**THE INPUT**

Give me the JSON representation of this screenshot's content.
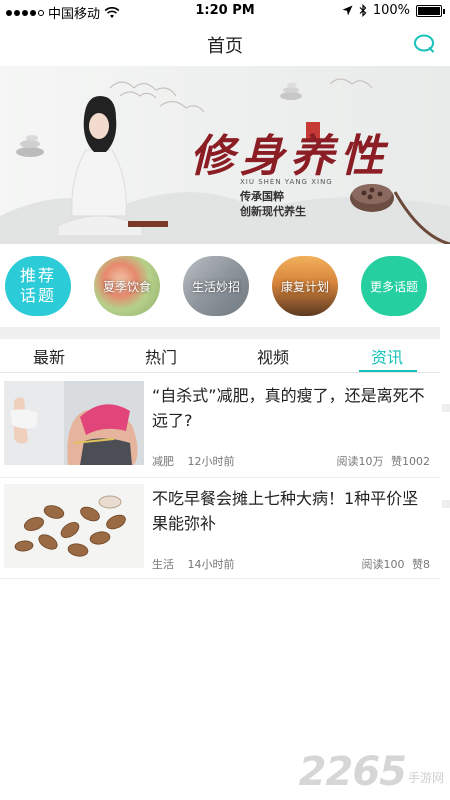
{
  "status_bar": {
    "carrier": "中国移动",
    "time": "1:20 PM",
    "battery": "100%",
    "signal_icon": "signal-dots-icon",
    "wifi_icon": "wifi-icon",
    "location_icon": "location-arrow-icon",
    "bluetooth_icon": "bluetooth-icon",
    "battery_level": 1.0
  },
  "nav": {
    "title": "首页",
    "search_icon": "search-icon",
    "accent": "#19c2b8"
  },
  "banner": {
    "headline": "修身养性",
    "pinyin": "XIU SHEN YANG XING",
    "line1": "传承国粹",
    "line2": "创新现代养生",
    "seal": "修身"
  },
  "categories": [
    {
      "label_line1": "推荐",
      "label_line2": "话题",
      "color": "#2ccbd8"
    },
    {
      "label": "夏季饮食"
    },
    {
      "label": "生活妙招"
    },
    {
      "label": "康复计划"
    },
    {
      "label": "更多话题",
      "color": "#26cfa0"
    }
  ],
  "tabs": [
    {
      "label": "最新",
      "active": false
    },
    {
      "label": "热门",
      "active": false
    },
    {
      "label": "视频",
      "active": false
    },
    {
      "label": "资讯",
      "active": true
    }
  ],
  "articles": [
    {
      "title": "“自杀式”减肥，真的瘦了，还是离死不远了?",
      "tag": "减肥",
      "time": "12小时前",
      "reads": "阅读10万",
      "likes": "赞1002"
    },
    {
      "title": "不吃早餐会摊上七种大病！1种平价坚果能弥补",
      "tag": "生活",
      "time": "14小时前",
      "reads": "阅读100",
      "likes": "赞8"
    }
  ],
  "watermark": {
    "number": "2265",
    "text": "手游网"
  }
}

**TO BE DONE**
Repeat the material above verbatim. Leave the pictures behind.

**RIGHT ANSWER**
Give me the JSON representation of this screenshot's content.
{
  "status_bar": {
    "carrier": "中国移动",
    "time": "1:20 PM",
    "battery": "100%",
    "signal_icon": "signal-dots-icon",
    "wifi_icon": "wifi-icon",
    "location_icon": "location-arrow-icon",
    "bluetooth_icon": "bluetooth-icon",
    "battery_level": 1.0
  },
  "nav": {
    "title": "首页",
    "search_icon": "search-icon",
    "accent": "#19c2b8"
  },
  "banner": {
    "headline": "修身养性",
    "pinyin": "XIU SHEN YANG XING",
    "line1": "传承国粹",
    "line2": "创新现代养生",
    "seal": "修身"
  },
  "categories": [
    {
      "label_line1": "推荐",
      "label_line2": "话题",
      "color": "#2ccbd8"
    },
    {
      "label": "夏季饮食"
    },
    {
      "label": "生活妙招"
    },
    {
      "label": "康复计划"
    },
    {
      "label": "更多话题",
      "color": "#26cfa0"
    }
  ],
  "tabs": [
    {
      "label": "最新",
      "active": false
    },
    {
      "label": "热门",
      "active": false
    },
    {
      "label": "视频",
      "active": false
    },
    {
      "label": "资讯",
      "active": true
    }
  ],
  "articles": [
    {
      "title": "“自杀式”减肥，真的瘦了，还是离死不远了?",
      "tag": "减肥",
      "time": "12小时前",
      "reads": "阅读10万",
      "likes": "赞1002"
    },
    {
      "title": "不吃早餐会摊上七种大病！1种平价坚果能弥补",
      "tag": "生活",
      "time": "14小时前",
      "reads": "阅读100",
      "likes": "赞8"
    }
  ],
  "watermark": {
    "number": "2265",
    "text": "手游网"
  }
}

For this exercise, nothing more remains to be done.